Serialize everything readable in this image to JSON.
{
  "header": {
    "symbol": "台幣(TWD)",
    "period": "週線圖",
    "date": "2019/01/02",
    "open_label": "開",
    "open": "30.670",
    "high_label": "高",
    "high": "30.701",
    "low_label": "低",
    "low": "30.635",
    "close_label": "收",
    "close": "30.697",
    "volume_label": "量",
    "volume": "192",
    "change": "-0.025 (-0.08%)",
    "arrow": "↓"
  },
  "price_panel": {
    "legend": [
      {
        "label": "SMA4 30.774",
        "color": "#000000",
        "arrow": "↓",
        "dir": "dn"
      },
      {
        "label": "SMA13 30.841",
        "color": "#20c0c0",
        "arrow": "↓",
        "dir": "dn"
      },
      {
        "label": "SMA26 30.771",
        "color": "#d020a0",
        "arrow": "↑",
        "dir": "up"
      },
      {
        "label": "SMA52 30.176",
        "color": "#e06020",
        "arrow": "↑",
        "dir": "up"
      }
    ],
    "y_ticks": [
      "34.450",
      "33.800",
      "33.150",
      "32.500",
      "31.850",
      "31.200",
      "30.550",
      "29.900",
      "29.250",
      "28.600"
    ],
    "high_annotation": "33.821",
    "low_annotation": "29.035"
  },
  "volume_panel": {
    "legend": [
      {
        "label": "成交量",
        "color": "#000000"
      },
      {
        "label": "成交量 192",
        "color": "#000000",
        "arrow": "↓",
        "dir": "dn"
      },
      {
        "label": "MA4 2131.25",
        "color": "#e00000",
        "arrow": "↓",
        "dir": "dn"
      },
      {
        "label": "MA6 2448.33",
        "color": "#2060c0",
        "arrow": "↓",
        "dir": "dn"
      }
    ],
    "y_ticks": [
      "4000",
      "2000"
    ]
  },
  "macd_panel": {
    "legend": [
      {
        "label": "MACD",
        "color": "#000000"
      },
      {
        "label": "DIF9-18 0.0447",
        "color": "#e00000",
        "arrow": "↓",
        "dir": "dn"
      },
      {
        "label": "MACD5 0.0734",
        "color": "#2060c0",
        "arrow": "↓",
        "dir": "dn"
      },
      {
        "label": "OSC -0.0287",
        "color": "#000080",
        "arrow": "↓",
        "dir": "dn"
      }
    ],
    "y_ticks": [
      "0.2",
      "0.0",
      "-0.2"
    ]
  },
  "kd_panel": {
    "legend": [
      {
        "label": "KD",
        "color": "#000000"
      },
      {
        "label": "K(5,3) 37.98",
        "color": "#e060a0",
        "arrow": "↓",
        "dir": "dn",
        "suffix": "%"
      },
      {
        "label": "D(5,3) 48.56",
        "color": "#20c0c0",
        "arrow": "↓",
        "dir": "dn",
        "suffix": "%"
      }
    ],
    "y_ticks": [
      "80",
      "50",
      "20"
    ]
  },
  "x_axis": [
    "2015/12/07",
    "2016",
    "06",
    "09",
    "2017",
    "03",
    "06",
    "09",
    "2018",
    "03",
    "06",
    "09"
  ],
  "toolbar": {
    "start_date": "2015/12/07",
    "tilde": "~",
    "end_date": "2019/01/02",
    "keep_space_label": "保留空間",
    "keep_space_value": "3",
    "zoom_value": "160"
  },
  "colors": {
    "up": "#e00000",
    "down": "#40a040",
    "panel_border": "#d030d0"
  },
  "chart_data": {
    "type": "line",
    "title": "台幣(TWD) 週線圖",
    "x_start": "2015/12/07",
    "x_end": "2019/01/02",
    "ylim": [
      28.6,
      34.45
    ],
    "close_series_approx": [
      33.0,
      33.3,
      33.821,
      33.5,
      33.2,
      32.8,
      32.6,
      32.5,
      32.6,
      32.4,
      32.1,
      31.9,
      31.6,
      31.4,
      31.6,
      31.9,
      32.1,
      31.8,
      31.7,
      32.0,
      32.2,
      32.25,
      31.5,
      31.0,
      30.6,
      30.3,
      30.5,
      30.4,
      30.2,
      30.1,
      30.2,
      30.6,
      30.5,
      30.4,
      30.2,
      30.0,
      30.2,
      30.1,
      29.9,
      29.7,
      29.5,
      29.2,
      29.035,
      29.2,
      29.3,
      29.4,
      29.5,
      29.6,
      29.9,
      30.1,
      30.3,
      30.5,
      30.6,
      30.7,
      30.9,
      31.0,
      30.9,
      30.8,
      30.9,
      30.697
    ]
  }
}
****************************************
### [EXERCISE INSTRUCTIONS]
Every entry needs to be retyped exactly.

### [TASK RESPONSE]
Serialize everything readable in this image to JSON.
{
  "header": {
    "symbol": "台幣(TWD)",
    "period": "週線圖",
    "date": "2019/01/02",
    "open_label": "開",
    "open": "30.670",
    "high_label": "高",
    "high": "30.701",
    "low_label": "低",
    "low": "30.635",
    "close_label": "收",
    "close": "30.697",
    "volume_label": "量",
    "volume": "192",
    "change": "-0.025 (-0.08%)",
    "arrow": "↓"
  },
  "price_panel": {
    "legend": [
      {
        "label": "SMA4 30.774",
        "color": "#000000",
        "arrow": "↓",
        "dir": "dn"
      },
      {
        "label": "SMA13 30.841",
        "color": "#20c0c0",
        "arrow": "↓",
        "dir": "dn"
      },
      {
        "label": "SMA26 30.771",
        "color": "#d020a0",
        "arrow": "↑",
        "dir": "up"
      },
      {
        "label": "SMA52 30.176",
        "color": "#e06020",
        "arrow": "↑",
        "dir": "up"
      }
    ],
    "y_ticks": [
      "34.450",
      "33.800",
      "33.150",
      "32.500",
      "31.850",
      "31.200",
      "30.550",
      "29.900",
      "29.250",
      "28.600"
    ],
    "high_annotation": "33.821",
    "low_annotation": "29.035"
  },
  "volume_panel": {
    "legend": [
      {
        "label": "成交量",
        "color": "#000000"
      },
      {
        "label": "成交量 192",
        "color": "#000000",
        "arrow": "↓",
        "dir": "dn"
      },
      {
        "label": "MA4 2131.25",
        "color": "#e00000",
        "arrow": "↓",
        "dir": "dn"
      },
      {
        "label": "MA6 2448.33",
        "color": "#2060c0",
        "arrow": "↓",
        "dir": "dn"
      }
    ],
    "y_ticks": [
      "4000",
      "2000"
    ]
  },
  "macd_panel": {
    "legend": [
      {
        "label": "MACD",
        "color": "#000000"
      },
      {
        "label": "DIF9-18 0.0447",
        "color": "#e00000",
        "arrow": "↓",
        "dir": "dn"
      },
      {
        "label": "MACD5 0.0734",
        "color": "#2060c0",
        "arrow": "↓",
        "dir": "dn"
      },
      {
        "label": "OSC -0.0287",
        "color": "#000080",
        "arrow": "↓",
        "dir": "dn"
      }
    ],
    "y_ticks": [
      "0.2",
      "0.0",
      "-0.2"
    ]
  },
  "kd_panel": {
    "legend": [
      {
        "label": "KD",
        "color": "#000000"
      },
      {
        "label": "K(5,3) 37.98",
        "color": "#e060a0",
        "arrow": "↓",
        "dir": "dn",
        "suffix": "%"
      },
      {
        "label": "D(5,3) 48.56",
        "color": "#20c0c0",
        "arrow": "↓",
        "dir": "dn",
        "suffix": "%"
      }
    ],
    "y_ticks": [
      "80",
      "50",
      "20"
    ]
  },
  "x_axis": [
    "2015/12/07",
    "2016",
    "06",
    "09",
    "2017",
    "03",
    "06",
    "09",
    "2018",
    "03",
    "06",
    "09"
  ],
  "toolbar": {
    "start_date": "2015/12/07",
    "tilde": "~",
    "end_date": "2019/01/02",
    "keep_space_label": "保留空間",
    "keep_space_value": "3",
    "zoom_value": "160"
  },
  "colors": {
    "up": "#e00000",
    "down": "#40a040",
    "panel_border": "#d030d0"
  },
  "chart_data": {
    "type": "line",
    "title": "台幣(TWD) 週線圖",
    "x_start": "2015/12/07",
    "x_end": "2019/01/02",
    "ylim": [
      28.6,
      34.45
    ],
    "close_series_approx": [
      33.0,
      33.3,
      33.821,
      33.5,
      33.2,
      32.8,
      32.6,
      32.5,
      32.6,
      32.4,
      32.1,
      31.9,
      31.6,
      31.4,
      31.6,
      31.9,
      32.1,
      31.8,
      31.7,
      32.0,
      32.2,
      32.25,
      31.5,
      31.0,
      30.6,
      30.3,
      30.5,
      30.4,
      30.2,
      30.1,
      30.2,
      30.6,
      30.5,
      30.4,
      30.2,
      30.0,
      30.2,
      30.1,
      29.9,
      29.7,
      29.5,
      29.2,
      29.035,
      29.2,
      29.3,
      29.4,
      29.5,
      29.6,
      29.9,
      30.1,
      30.3,
      30.5,
      30.6,
      30.7,
      30.9,
      31.0,
      30.9,
      30.8,
      30.9,
      30.697
    ]
  }
}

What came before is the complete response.